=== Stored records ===

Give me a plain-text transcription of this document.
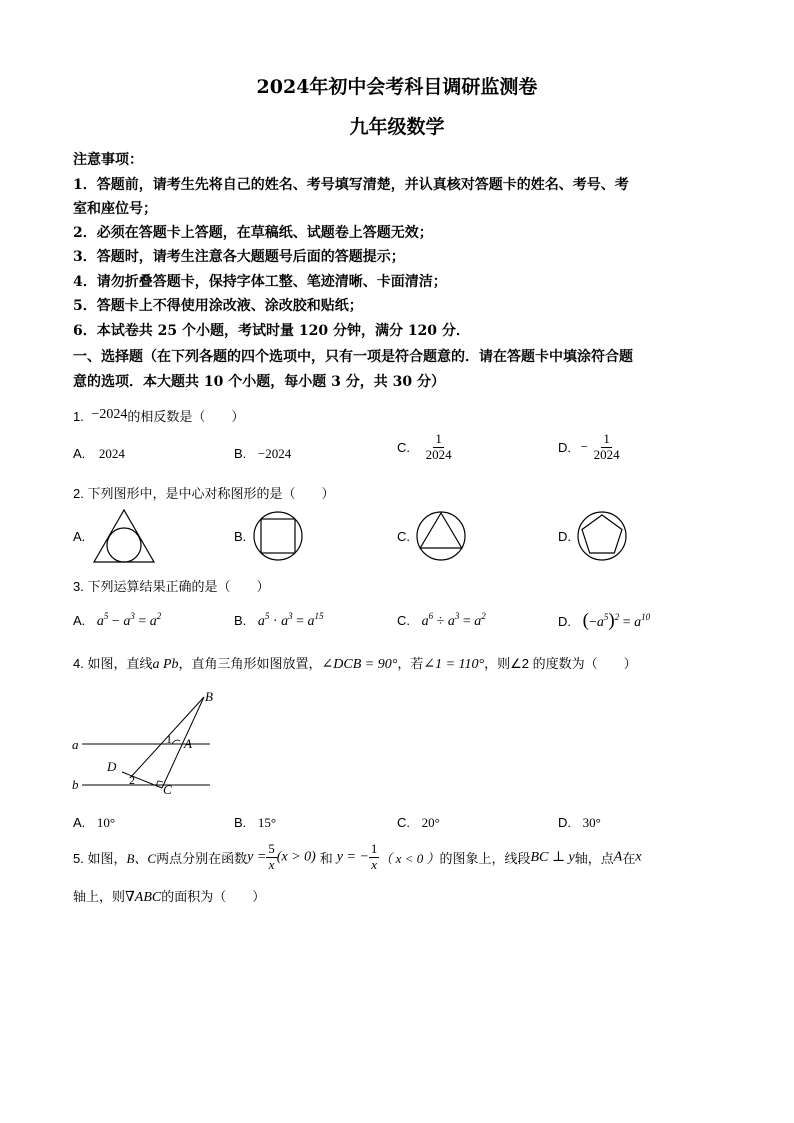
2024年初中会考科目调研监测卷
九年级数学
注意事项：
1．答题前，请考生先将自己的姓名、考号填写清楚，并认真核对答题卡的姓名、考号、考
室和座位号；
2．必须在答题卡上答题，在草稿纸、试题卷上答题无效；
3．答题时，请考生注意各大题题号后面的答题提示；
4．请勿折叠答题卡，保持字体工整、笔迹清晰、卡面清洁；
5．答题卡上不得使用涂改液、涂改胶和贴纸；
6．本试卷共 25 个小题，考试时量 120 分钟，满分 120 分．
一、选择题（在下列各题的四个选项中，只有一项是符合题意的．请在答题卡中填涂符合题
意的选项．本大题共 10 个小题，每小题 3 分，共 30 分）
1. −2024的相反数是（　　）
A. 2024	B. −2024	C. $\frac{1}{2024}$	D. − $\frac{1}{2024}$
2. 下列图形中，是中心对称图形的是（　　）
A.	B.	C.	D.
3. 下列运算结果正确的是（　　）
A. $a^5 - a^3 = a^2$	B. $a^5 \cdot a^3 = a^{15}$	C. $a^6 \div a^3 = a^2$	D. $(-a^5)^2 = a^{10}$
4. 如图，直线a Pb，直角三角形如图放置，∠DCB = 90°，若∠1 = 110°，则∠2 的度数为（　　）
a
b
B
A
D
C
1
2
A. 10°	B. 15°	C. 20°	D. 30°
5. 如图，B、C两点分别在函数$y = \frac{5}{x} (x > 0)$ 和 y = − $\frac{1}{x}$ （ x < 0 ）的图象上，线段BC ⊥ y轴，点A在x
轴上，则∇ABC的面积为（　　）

--

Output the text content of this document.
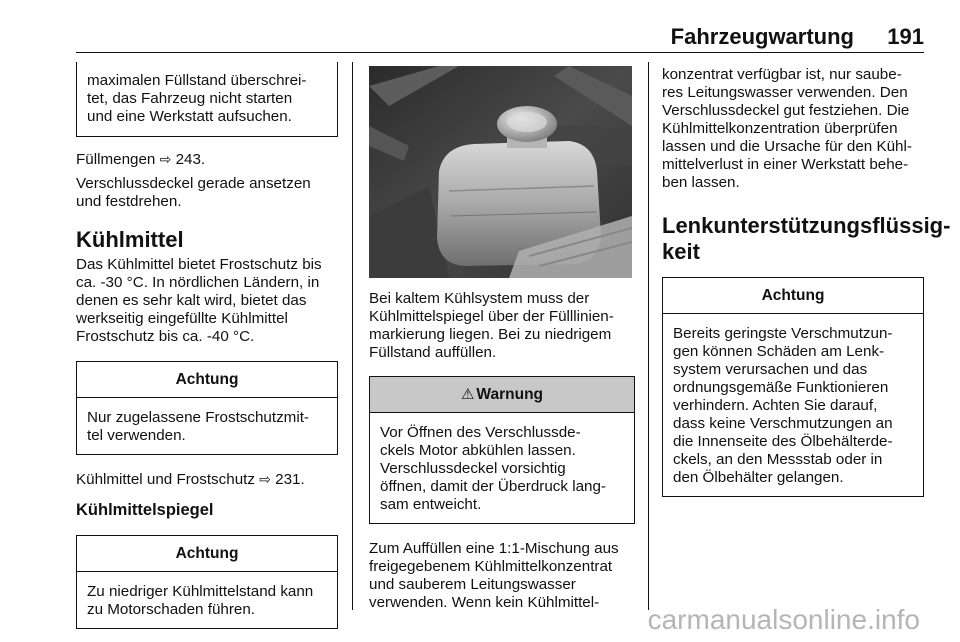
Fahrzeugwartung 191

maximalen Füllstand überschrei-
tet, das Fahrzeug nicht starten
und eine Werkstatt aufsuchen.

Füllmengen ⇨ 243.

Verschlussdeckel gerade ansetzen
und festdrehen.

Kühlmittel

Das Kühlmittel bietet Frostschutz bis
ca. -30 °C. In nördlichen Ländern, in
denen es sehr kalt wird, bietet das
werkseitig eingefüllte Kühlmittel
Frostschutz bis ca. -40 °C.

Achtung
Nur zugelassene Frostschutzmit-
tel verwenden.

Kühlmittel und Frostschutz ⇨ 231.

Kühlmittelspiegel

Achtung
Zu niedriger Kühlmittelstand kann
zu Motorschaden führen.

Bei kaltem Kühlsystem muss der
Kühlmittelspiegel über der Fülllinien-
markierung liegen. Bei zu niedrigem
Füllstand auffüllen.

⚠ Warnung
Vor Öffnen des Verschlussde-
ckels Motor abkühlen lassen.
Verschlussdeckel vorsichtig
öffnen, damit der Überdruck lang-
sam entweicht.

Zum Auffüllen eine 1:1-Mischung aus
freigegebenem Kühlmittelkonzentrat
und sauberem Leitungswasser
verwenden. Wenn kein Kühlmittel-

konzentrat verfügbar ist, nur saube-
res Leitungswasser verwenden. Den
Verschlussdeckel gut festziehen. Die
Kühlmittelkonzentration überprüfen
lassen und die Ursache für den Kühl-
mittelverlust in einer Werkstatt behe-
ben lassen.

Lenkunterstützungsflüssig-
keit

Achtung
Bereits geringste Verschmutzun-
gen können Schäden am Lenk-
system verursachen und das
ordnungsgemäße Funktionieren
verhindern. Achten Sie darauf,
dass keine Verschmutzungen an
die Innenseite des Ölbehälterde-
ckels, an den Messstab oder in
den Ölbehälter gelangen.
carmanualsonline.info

=== TASK PROMPT ===
Copy each line above where the string "frac" occurs.

=== ANSWER ===
A. 2024	B. −2024	C. $\frac{1}{2024}$	D. − $\frac{1}{2024}$
5. 如图，B、C两点分别在函数$y = \frac{5}{x} (x > 0)$ 和 y = − $\frac{1}{x}$ （ x < 0 ）的图象上，线段BC ⊥ y轴，点A在x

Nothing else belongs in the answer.